### Exercise brief
Across the listing below, how many lines hold "μέσα"? Reply with the number by itself.

### Data to use
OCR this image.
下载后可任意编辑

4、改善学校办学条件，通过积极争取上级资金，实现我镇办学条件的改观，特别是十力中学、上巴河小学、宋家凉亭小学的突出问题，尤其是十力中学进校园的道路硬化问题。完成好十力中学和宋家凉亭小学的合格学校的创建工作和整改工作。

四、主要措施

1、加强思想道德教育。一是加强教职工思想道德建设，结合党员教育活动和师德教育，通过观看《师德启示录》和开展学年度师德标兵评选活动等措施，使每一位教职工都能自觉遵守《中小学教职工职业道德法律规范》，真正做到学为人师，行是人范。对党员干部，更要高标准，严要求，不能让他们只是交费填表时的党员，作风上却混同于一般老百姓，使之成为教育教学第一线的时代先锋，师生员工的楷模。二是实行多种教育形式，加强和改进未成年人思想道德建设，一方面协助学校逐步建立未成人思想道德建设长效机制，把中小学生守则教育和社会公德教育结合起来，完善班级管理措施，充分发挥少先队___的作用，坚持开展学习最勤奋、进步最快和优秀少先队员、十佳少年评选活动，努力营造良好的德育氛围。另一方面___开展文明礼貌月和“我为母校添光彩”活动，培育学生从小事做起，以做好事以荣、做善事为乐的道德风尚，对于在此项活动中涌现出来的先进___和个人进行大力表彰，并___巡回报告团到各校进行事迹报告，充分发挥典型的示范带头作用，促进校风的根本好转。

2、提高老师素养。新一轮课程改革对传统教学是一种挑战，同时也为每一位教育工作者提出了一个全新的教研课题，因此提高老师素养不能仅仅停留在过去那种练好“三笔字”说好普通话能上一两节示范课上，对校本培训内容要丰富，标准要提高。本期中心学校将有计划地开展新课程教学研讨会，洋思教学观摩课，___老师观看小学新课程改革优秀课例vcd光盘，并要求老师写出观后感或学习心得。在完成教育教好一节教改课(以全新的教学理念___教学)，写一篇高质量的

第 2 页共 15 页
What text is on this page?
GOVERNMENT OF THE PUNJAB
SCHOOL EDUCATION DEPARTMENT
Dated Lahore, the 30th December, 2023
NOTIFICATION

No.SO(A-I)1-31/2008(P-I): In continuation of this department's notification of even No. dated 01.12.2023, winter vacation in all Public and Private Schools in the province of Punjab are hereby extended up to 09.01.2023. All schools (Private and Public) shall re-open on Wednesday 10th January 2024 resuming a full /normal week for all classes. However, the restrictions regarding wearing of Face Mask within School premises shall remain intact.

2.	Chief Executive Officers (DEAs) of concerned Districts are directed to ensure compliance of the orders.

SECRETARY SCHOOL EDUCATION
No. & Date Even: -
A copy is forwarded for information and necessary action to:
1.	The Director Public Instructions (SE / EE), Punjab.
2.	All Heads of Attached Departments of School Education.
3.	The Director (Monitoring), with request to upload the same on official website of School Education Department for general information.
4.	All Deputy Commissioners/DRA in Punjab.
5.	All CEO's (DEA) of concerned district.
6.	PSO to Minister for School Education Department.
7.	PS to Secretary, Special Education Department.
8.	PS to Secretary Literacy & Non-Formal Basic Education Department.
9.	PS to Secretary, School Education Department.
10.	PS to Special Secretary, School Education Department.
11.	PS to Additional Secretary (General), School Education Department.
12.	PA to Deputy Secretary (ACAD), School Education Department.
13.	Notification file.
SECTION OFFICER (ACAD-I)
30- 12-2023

* * *

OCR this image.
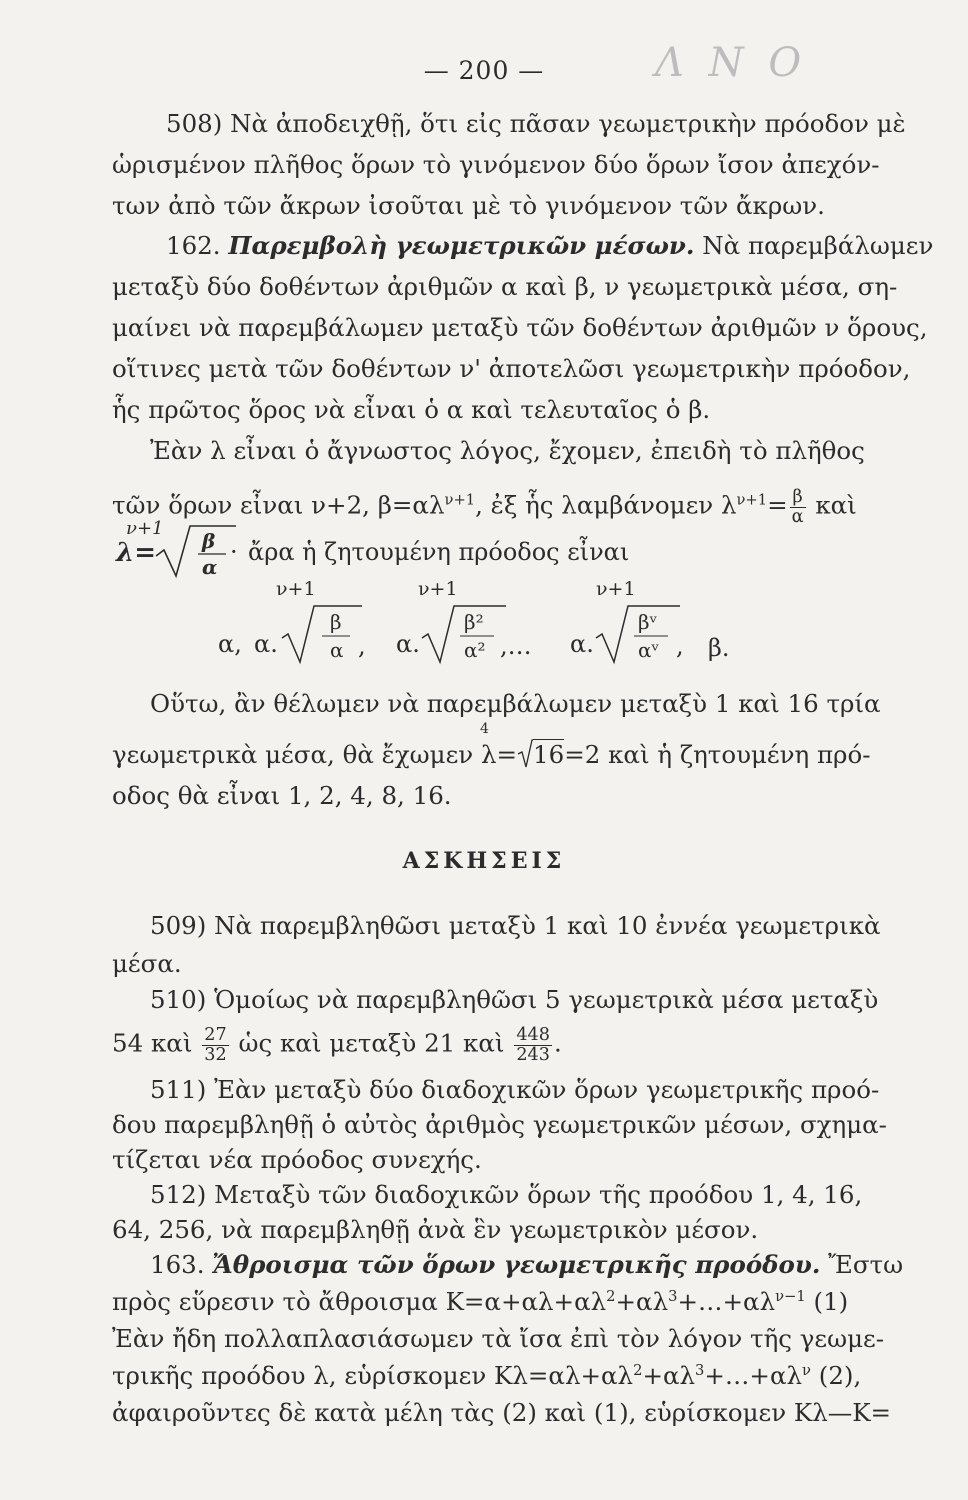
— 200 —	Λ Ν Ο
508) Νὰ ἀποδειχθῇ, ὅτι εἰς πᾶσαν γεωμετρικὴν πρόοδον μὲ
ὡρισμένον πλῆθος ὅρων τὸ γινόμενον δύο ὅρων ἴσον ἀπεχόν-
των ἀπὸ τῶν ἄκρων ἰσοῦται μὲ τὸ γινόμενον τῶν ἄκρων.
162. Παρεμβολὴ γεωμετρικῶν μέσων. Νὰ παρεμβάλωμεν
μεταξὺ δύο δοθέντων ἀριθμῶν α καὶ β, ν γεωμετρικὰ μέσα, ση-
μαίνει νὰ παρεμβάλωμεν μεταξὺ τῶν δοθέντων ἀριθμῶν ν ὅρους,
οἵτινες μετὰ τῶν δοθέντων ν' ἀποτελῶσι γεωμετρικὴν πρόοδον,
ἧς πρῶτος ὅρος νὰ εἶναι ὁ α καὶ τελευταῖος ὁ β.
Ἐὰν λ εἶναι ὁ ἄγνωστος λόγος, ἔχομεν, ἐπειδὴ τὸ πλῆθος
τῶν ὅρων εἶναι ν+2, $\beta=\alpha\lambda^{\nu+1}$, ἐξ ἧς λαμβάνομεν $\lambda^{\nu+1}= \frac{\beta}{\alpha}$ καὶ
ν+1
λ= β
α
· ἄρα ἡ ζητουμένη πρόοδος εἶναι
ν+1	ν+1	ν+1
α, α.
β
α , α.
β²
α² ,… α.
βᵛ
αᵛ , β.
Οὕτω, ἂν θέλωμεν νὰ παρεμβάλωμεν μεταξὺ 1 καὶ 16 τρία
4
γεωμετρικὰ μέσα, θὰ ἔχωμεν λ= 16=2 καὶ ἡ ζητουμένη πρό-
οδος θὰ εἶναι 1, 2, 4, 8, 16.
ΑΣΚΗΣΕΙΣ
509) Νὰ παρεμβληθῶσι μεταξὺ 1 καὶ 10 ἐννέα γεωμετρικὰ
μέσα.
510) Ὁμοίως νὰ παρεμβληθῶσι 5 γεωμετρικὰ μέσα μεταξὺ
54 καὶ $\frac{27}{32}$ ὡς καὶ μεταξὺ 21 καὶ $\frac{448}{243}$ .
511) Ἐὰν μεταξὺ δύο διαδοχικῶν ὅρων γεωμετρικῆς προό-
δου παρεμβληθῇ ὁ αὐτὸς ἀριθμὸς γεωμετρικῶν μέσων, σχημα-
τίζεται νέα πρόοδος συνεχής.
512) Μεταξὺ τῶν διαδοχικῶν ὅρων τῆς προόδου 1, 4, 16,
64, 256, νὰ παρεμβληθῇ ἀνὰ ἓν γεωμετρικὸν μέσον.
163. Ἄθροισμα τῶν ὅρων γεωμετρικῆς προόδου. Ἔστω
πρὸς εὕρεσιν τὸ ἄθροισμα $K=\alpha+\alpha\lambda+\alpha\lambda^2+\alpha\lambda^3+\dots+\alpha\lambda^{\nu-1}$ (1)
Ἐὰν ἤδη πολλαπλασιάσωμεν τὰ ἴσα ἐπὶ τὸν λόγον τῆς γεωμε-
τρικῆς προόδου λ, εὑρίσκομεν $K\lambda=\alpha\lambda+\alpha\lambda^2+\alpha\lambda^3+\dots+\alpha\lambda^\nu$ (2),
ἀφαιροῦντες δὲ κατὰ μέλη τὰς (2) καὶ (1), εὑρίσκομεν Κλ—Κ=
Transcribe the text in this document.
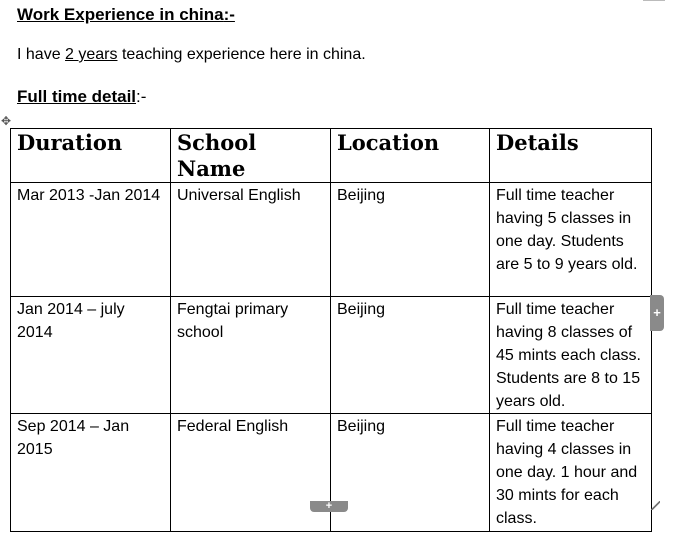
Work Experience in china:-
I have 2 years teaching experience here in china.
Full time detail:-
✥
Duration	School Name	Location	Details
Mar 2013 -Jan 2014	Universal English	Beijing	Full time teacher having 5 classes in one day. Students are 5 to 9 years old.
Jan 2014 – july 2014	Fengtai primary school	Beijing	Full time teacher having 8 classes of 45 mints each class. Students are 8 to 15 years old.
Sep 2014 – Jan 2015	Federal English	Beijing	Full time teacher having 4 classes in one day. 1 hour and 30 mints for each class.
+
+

==

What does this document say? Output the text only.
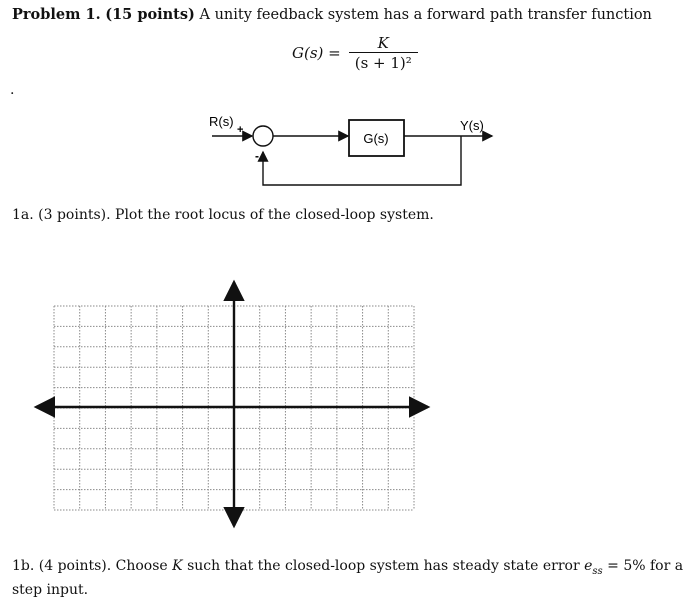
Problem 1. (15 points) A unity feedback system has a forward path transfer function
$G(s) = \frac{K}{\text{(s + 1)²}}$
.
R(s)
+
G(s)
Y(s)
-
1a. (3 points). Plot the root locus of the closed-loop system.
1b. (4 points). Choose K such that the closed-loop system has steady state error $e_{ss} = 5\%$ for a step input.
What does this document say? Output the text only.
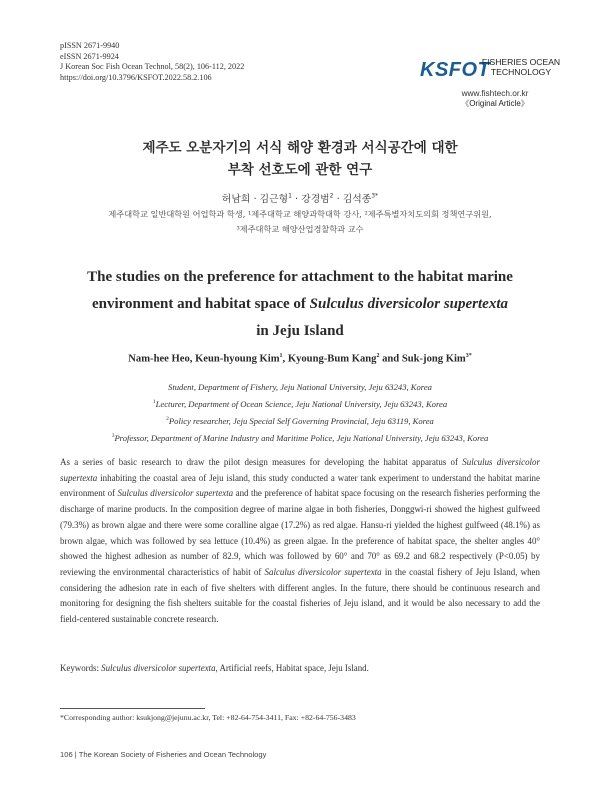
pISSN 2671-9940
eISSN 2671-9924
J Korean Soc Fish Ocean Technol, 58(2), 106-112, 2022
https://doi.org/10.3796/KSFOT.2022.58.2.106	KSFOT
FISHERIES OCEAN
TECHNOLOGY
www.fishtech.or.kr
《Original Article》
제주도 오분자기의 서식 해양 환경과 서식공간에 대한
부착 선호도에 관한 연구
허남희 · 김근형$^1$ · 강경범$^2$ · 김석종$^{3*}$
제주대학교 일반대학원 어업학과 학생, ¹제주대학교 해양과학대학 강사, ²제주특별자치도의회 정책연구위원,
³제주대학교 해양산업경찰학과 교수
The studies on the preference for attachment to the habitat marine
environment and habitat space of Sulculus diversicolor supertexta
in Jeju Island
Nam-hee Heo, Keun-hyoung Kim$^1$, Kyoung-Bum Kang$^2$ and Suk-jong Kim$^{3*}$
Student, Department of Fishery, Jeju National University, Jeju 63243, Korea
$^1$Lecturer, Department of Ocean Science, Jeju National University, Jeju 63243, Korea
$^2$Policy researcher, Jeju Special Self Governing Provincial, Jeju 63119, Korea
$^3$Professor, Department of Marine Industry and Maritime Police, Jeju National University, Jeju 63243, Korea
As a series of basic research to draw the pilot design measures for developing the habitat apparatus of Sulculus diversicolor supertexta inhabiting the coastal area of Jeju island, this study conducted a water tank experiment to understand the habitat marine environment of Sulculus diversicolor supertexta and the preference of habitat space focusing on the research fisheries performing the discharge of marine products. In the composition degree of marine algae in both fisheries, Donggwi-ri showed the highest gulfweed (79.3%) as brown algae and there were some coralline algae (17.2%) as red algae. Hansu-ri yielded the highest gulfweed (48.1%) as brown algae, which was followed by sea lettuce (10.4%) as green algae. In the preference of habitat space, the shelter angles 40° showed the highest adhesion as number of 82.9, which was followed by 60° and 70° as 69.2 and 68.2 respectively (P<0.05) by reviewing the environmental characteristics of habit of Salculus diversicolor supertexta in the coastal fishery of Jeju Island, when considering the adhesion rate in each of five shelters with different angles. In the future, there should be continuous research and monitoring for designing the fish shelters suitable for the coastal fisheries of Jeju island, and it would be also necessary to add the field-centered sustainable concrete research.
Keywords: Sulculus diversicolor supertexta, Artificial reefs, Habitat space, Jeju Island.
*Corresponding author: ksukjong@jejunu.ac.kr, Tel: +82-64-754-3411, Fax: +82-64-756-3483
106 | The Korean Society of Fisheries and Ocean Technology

### Full answer
4